>> start RECORDS SUPPLIED

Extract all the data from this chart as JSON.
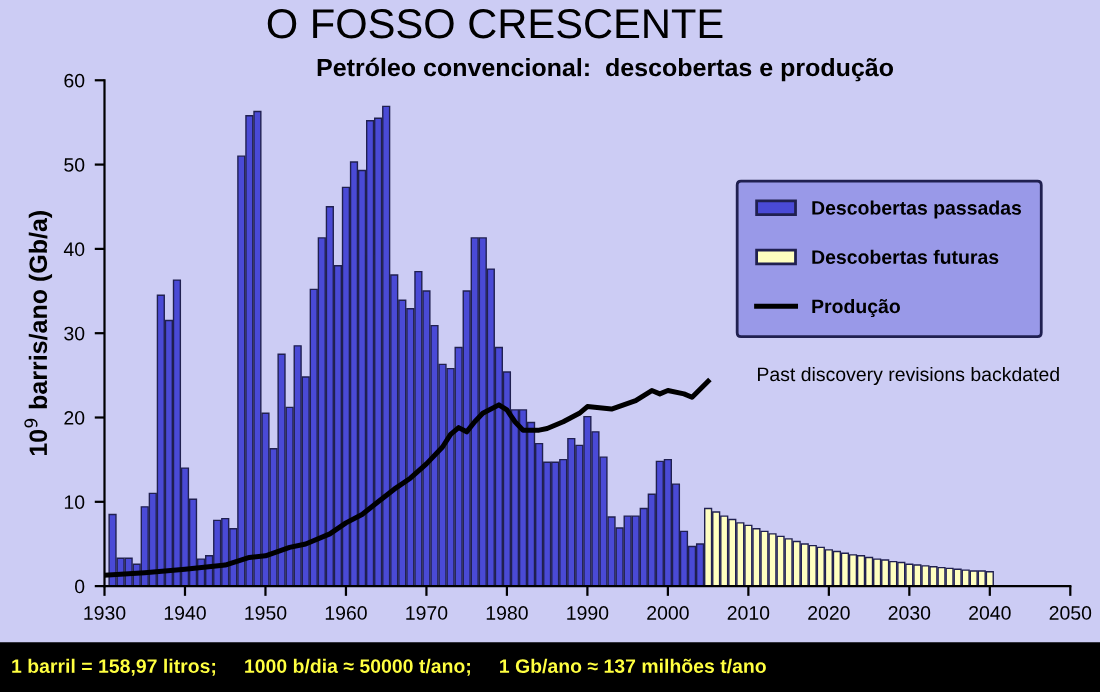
{
  "chart_data": {
    "type": "bar",
    "title": "O FOSSO CRESCENTE",
    "subtitle": "Petróleo convencional:  descobertas e produção",
    "ylabel": "10$^{9}$ barris/ano (Gb/a)",
    "xlim": [
      1930,
      2050
    ],
    "xticks": [
      1930,
      1940,
      1950,
      1960,
      1970,
      1980,
      1990,
      2000,
      2010,
      2020,
      2030,
      2040,
      2050
    ],
    "ylim": [
      0,
      60
    ],
    "yticks": [
      0,
      10,
      20,
      30,
      40,
      50,
      60
    ],
    "grid": false,
    "legend": "top right",
    "series": [
      {
        "name": "Descobertas passadas",
        "color": "#4a4ad6",
        "x": [
          1931,
          1932,
          1933,
          1934,
          1935,
          1936,
          1937,
          1938,
          1939,
          1940,
          1941,
          1942,
          1943,
          1944,
          1945,
          1946,
          1947,
          1948,
          1949,
          1950,
          1951,
          1952,
          1953,
          1954,
          1955,
          1956,
          1957,
          1958,
          1959,
          1960,
          1961,
          1962,
          1963,
          1964,
          1965,
          1966,
          1967,
          1968,
          1969,
          1970,
          1971,
          1972,
          1973,
          1974,
          1975,
          1976,
          1977,
          1978,
          1979,
          1980,
          1981,
          1982,
          1983,
          1984,
          1985,
          1986,
          1987,
          1988,
          1989,
          1990,
          1991,
          1992,
          1993,
          1994,
          1995,
          1996,
          1997,
          1998,
          1999,
          2000,
          2001,
          2002,
          2003,
          2004
        ],
        "values": [
          8.5,
          3.3,
          3.3,
          2.6,
          9.4,
          11,
          34.5,
          31.5,
          36.3,
          14,
          10.3,
          3.2,
          3.6,
          7.8,
          8,
          6.8,
          51,
          55.8,
          56.3,
          20.5,
          16.3,
          27.5,
          21.2,
          28.5,
          24.8,
          35.2,
          41.3,
          45,
          38,
          47.3,
          50.3,
          49.3,
          55.2,
          55.5,
          56.9,
          36.9,
          33.9,
          32.9,
          37.3,
          35,
          30.9,
          26.3,
          25.8,
          28.3,
          35,
          41.3,
          41.3,
          37.6,
          28.3,
          25.4,
          20.9,
          20.9,
          19.4,
          16.9,
          14.7,
          14.7,
          15,
          17.5,
          16.7,
          20.1,
          18.3,
          15.3,
          8.2,
          6.9,
          8.3,
          8.3,
          9.2,
          10.9,
          14.8,
          15,
          12.1,
          6.5,
          4.7,
          5
        ]
      },
      {
        "name": "Descobertas futuras",
        "color": "#ffffc0",
        "x": [
          2005,
          2006,
          2007,
          2008,
          2009,
          2010,
          2011,
          2012,
          2013,
          2014,
          2015,
          2016,
          2017,
          2018,
          2019,
          2020,
          2021,
          2022,
          2023,
          2024,
          2025,
          2026,
          2027,
          2028,
          2029,
          2030,
          2031,
          2032,
          2033,
          2034,
          2035,
          2036,
          2037,
          2038,
          2039,
          2040
        ],
        "values": [
          9.2,
          8.8,
          8.3,
          7.9,
          7.5,
          7.2,
          6.8,
          6.5,
          6.2,
          5.9,
          5.6,
          5.3,
          5.0,
          4.8,
          4.6,
          4.3,
          4.1,
          3.9,
          3.7,
          3.6,
          3.4,
          3.2,
          3.1,
          2.9,
          2.8,
          2.6,
          2.5,
          2.4,
          2.3,
          2.2,
          2.1,
          2.0,
          1.9,
          1.8,
          1.8,
          1.7
        ]
      },
      {
        "name": "Produção",
        "type": "line",
        "color": "#000000",
        "x": [
          1930,
          1935,
          1940,
          1945,
          1948,
          1950,
          1953,
          1955,
          1958,
          1960,
          1962,
          1964,
          1966,
          1968,
          1970,
          1972,
          1973,
          1974,
          1975,
          1976,
          1977,
          1979,
          1980,
          1981,
          1982,
          1984,
          1985,
          1987,
          1989,
          1990,
          1993,
          1996,
          1998,
          1999,
          2000,
          2002,
          2003,
          2005
        ],
        "values": [
          1.3,
          1.6,
          2.0,
          2.5,
          3.4,
          3.6,
          4.6,
          5.0,
          6.2,
          7.5,
          8.5,
          10,
          11.5,
          12.8,
          14.5,
          16.5,
          18,
          18.8,
          18.3,
          19.5,
          20.5,
          21.5,
          20.9,
          19.5,
          18.5,
          18.5,
          18.7,
          19.5,
          20.5,
          21.3,
          21,
          22,
          23.2,
          22.8,
          23.2,
          22.8,
          22.4,
          24.3
        ]
      }
    ],
    "annotations": [
      "Past discovery revisions backdated",
      "1 barril = 158,97 litros;     1000 b/dia ≈ 50000 t/ano;     1 Gb/ano ≈ 137 milhões t/ano"
    ]
  }
}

>> end RECORDS SUPPLIED

TASK BRIEF:
Copy out all the data exactly; skip the pictures.

COMPLETED TASK:
Extract all the data from this chart as JSON.
{
  "chart_data": {
    "type": "bar",
    "title": "O FOSSO CRESCENTE",
    "subtitle": "Petróleo convencional:  descobertas e produção",
    "ylabel": "10$^{9}$ barris/ano (Gb/a)",
    "xlim": [
      1930,
      2050
    ],
    "xticks": [
      1930,
      1940,
      1950,
      1960,
      1970,
      1980,
      1990,
      2000,
      2010,
      2020,
      2030,
      2040,
      2050
    ],
    "ylim": [
      0,
      60
    ],
    "yticks": [
      0,
      10,
      20,
      30,
      40,
      50,
      60
    ],
    "grid": false,
    "legend": "top right",
    "series": [
      {
        "name": "Descobertas passadas",
        "color": "#4a4ad6",
        "x": [
          1931,
          1932,
          1933,
          1934,
          1935,
          1936,
          1937,
          1938,
          1939,
          1940,
          1941,
          1942,
          1943,
          1944,
          1945,
          1946,
          1947,
          1948,
          1949,
          1950,
          1951,
          1952,
          1953,
          1954,
          1955,
          1956,
          1957,
          1958,
          1959,
          1960,
          1961,
          1962,
          1963,
          1964,
          1965,
          1966,
          1967,
          1968,
          1969,
          1970,
          1971,
          1972,
          1973,
          1974,
          1975,
          1976,
          1977,
          1978,
          1979,
          1980,
          1981,
          1982,
          1983,
          1984,
          1985,
          1986,
          1987,
          1988,
          1989,
          1990,
          1991,
          1992,
          1993,
          1994,
          1995,
          1996,
          1997,
          1998,
          1999,
          2000,
          2001,
          2002,
          2003,
          2004
        ],
        "values": [
          8.5,
          3.3,
          3.3,
          2.6,
          9.4,
          11,
          34.5,
          31.5,
          36.3,
          14,
          10.3,
          3.2,
          3.6,
          7.8,
          8,
          6.8,
          51,
          55.8,
          56.3,
          20.5,
          16.3,
          27.5,
          21.2,
          28.5,
          24.8,
          35.2,
          41.3,
          45,
          38,
          47.3,
          50.3,
          49.3,
          55.2,
          55.5,
          56.9,
          36.9,
          33.9,
          32.9,
          37.3,
          35,
          30.9,
          26.3,
          25.8,
          28.3,
          35,
          41.3,
          41.3,
          37.6,
          28.3,
          25.4,
          20.9,
          20.9,
          19.4,
          16.9,
          14.7,
          14.7,
          15,
          17.5,
          16.7,
          20.1,
          18.3,
          15.3,
          8.2,
          6.9,
          8.3,
          8.3,
          9.2,
          10.9,
          14.8,
          15,
          12.1,
          6.5,
          4.7,
          5
        ]
      },
      {
        "name": "Descobertas futuras",
        "color": "#ffffc0",
        "x": [
          2005,
          2006,
          2007,
          2008,
          2009,
          2010,
          2011,
          2012,
          2013,
          2014,
          2015,
          2016,
          2017,
          2018,
          2019,
          2020,
          2021,
          2022,
          2023,
          2024,
          2025,
          2026,
          2027,
          2028,
          2029,
          2030,
          2031,
          2032,
          2033,
          2034,
          2035,
          2036,
          2037,
          2038,
          2039,
          2040
        ],
        "values": [
          9.2,
          8.8,
          8.3,
          7.9,
          7.5,
          7.2,
          6.8,
          6.5,
          6.2,
          5.9,
          5.6,
          5.3,
          5.0,
          4.8,
          4.6,
          4.3,
          4.1,
          3.9,
          3.7,
          3.6,
          3.4,
          3.2,
          3.1,
          2.9,
          2.8,
          2.6,
          2.5,
          2.4,
          2.3,
          2.2,
          2.1,
          2.0,
          1.9,
          1.8,
          1.8,
          1.7
        ]
      },
      {
        "name": "Produção",
        "type": "line",
        "color": "#000000",
        "x": [
          1930,
          1935,
          1940,
          1945,
          1948,
          1950,
          1953,
          1955,
          1958,
          1960,
          1962,
          1964,
          1966,
          1968,
          1970,
          1972,
          1973,
          1974,
          1975,
          1976,
          1977,
          1979,
          1980,
          1981,
          1982,
          1984,
          1985,
          1987,
          1989,
          1990,
          1993,
          1996,
          1998,
          1999,
          2000,
          2002,
          2003,
          2005
        ],
        "values": [
          1.3,
          1.6,
          2.0,
          2.5,
          3.4,
          3.6,
          4.6,
          5.0,
          6.2,
          7.5,
          8.5,
          10,
          11.5,
          12.8,
          14.5,
          16.5,
          18,
          18.8,
          18.3,
          19.5,
          20.5,
          21.5,
          20.9,
          19.5,
          18.5,
          18.5,
          18.7,
          19.5,
          20.5,
          21.3,
          21,
          22,
          23.2,
          22.8,
          23.2,
          22.8,
          22.4,
          24.3
        ]
      }
    ],
    "annotations": [
      "Past discovery revisions backdated",
      "1 barril = 158,97 litros;     1000 b/dia ≈ 50000 t/ano;     1 Gb/ano ≈ 137 milhões t/ano"
    ]
  }
}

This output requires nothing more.